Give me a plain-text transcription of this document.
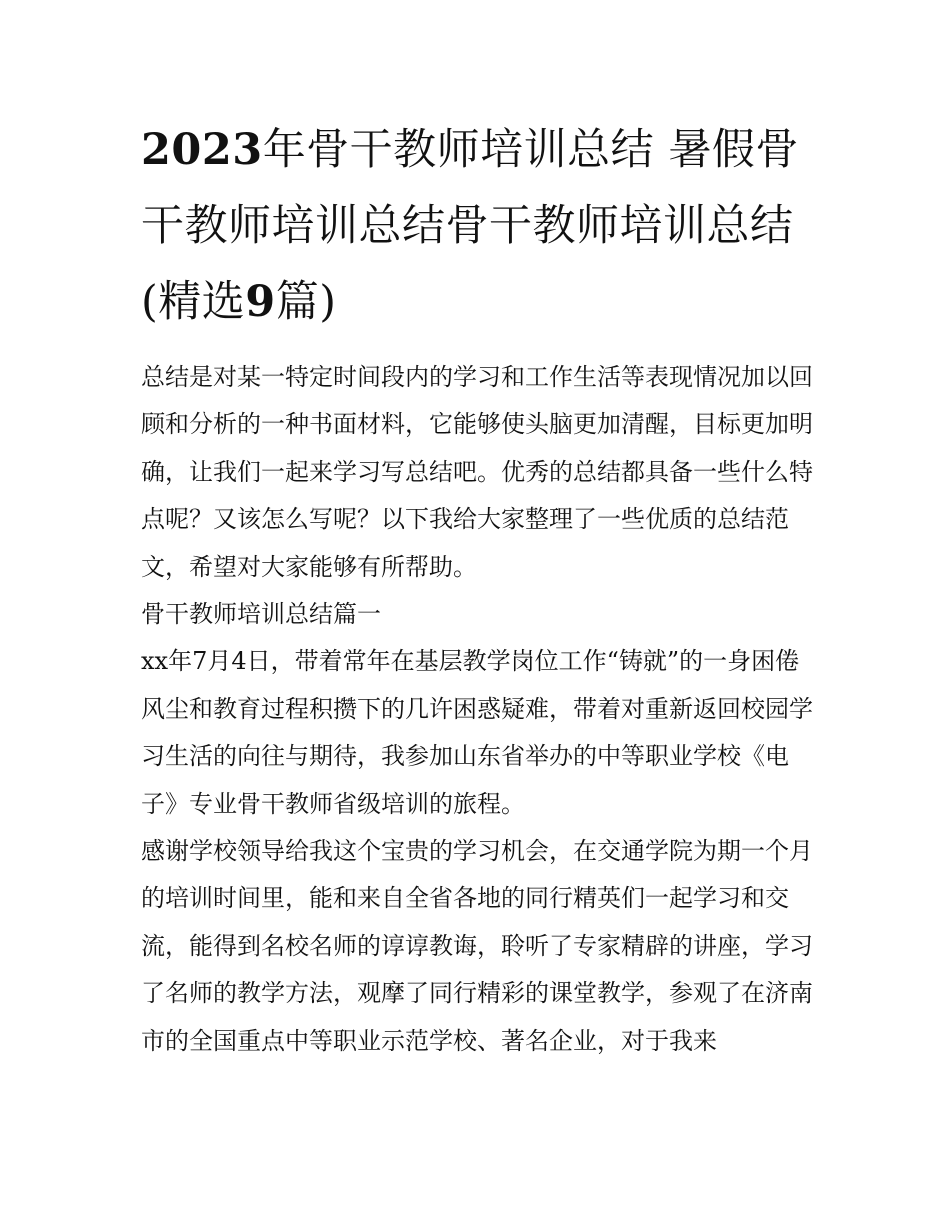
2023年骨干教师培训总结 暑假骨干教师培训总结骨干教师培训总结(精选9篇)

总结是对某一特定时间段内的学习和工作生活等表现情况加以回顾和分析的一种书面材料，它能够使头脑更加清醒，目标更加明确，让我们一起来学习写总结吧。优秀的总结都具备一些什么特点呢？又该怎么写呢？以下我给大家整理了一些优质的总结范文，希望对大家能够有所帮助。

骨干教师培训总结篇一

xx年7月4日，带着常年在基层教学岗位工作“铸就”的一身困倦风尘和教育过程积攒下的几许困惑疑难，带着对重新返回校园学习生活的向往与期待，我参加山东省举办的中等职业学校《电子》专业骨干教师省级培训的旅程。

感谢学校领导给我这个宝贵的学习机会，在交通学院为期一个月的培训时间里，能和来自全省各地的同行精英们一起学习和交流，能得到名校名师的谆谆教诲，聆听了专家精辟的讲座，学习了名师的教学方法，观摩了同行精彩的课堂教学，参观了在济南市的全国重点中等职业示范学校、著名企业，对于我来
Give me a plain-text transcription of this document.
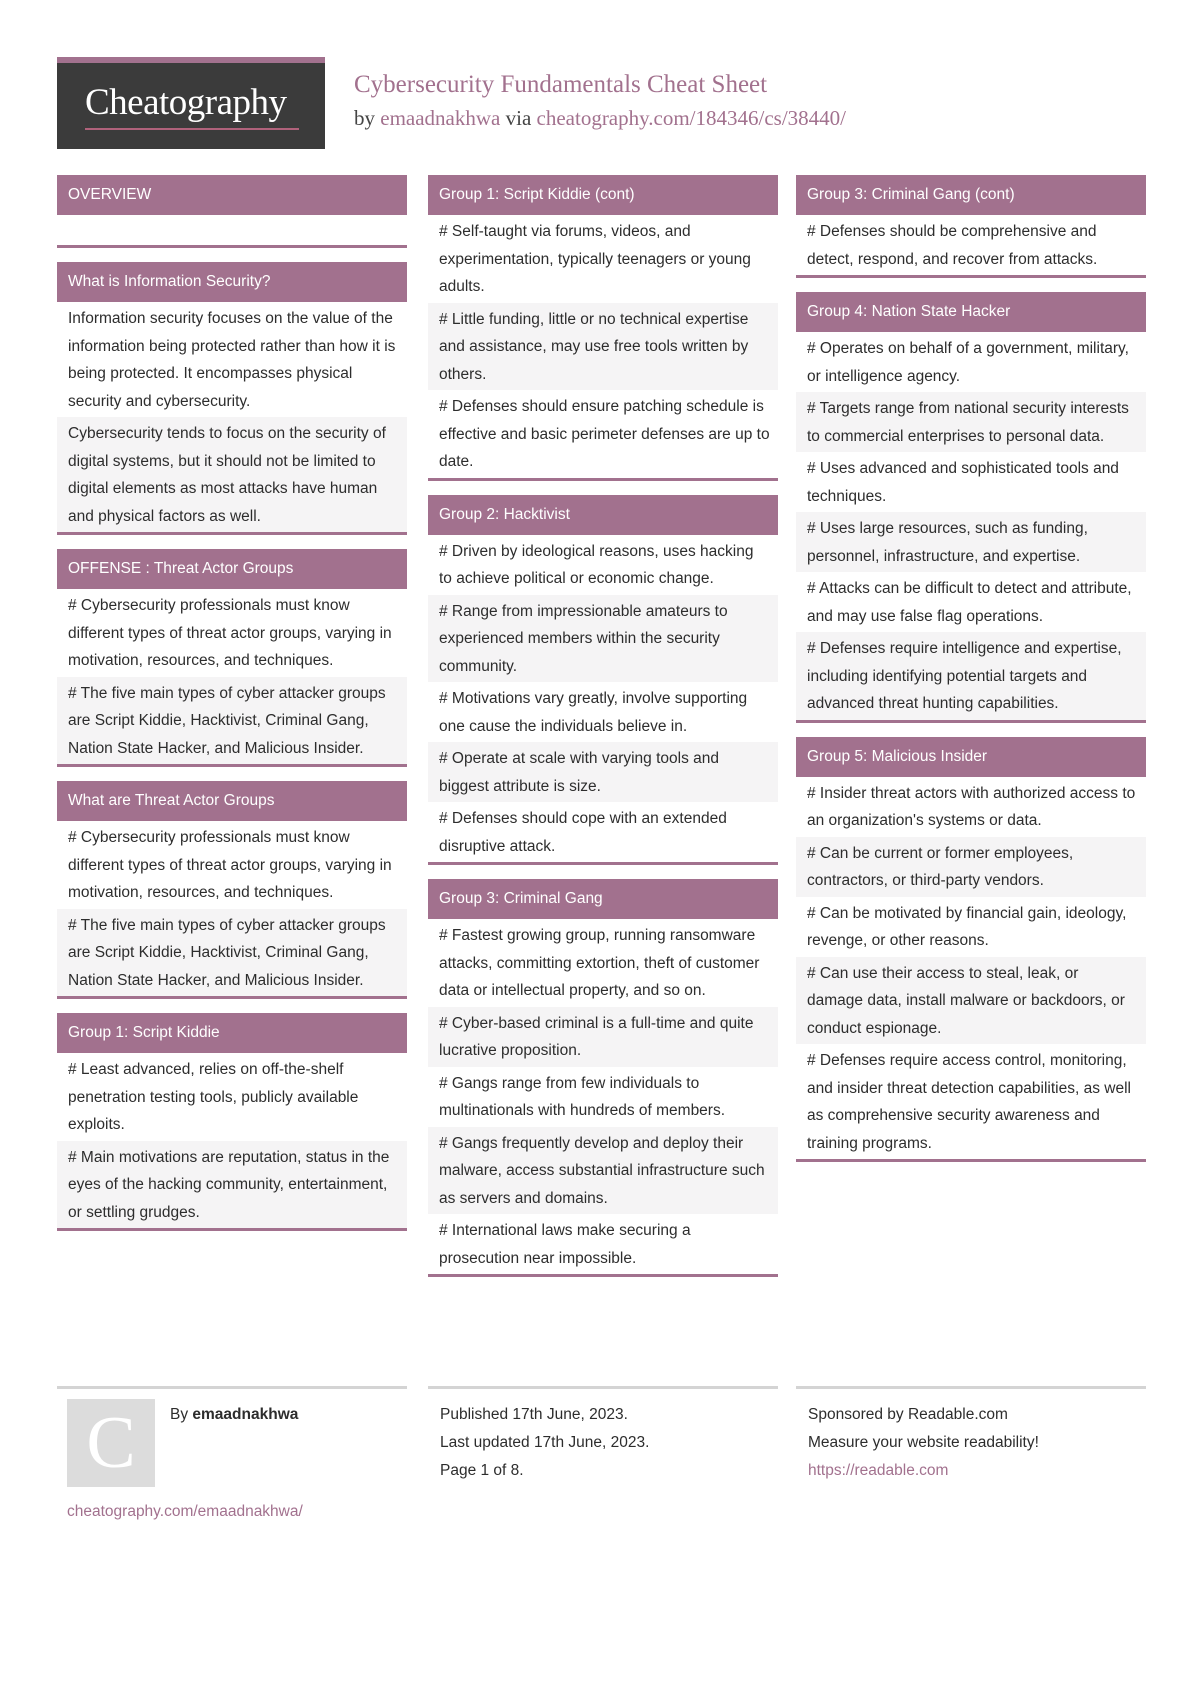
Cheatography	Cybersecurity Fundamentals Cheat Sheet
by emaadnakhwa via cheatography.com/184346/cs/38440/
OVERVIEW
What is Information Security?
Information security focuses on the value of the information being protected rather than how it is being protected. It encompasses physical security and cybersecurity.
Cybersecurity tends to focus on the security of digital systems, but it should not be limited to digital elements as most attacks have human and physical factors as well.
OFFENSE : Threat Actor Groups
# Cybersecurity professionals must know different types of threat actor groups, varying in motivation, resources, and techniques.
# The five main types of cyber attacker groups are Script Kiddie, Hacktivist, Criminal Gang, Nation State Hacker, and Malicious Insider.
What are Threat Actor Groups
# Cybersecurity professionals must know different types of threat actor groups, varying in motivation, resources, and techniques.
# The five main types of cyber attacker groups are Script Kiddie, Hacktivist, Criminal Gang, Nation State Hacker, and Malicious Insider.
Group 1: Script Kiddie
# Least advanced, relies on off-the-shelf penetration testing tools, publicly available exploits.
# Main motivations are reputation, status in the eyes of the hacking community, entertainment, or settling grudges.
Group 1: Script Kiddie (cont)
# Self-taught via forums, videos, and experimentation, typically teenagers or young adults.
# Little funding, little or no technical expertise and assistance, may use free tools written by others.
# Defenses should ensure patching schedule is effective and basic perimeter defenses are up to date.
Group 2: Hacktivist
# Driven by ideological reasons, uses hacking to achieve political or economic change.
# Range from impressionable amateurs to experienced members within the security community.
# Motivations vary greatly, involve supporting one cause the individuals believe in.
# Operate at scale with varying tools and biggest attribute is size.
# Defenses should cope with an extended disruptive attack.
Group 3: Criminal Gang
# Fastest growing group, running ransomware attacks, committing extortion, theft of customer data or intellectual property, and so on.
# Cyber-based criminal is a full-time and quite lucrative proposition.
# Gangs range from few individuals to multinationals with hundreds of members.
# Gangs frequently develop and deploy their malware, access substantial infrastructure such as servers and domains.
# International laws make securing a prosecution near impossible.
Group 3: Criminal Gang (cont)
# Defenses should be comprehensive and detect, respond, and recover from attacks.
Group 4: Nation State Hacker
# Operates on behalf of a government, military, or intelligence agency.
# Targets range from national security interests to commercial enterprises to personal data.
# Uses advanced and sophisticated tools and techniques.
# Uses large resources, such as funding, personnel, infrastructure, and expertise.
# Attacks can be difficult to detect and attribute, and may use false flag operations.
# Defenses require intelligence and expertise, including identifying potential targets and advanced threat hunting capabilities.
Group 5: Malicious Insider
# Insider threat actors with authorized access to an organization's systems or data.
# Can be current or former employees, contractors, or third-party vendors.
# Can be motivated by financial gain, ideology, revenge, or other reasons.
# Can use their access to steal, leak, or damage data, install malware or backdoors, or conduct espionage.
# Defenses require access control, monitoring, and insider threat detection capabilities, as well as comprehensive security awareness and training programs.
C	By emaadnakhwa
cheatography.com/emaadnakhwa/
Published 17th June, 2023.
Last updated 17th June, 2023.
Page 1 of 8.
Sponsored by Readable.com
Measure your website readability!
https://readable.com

-------

→ **Set task**: Copy every single line of the material above that holds "emaadnakhwa".

→ **Worked answer**:
by emaadnakhwa via cheatography.com/184346/cs/38440/
C	By emaadnakhwa
cheatography.com/emaadnakhwa/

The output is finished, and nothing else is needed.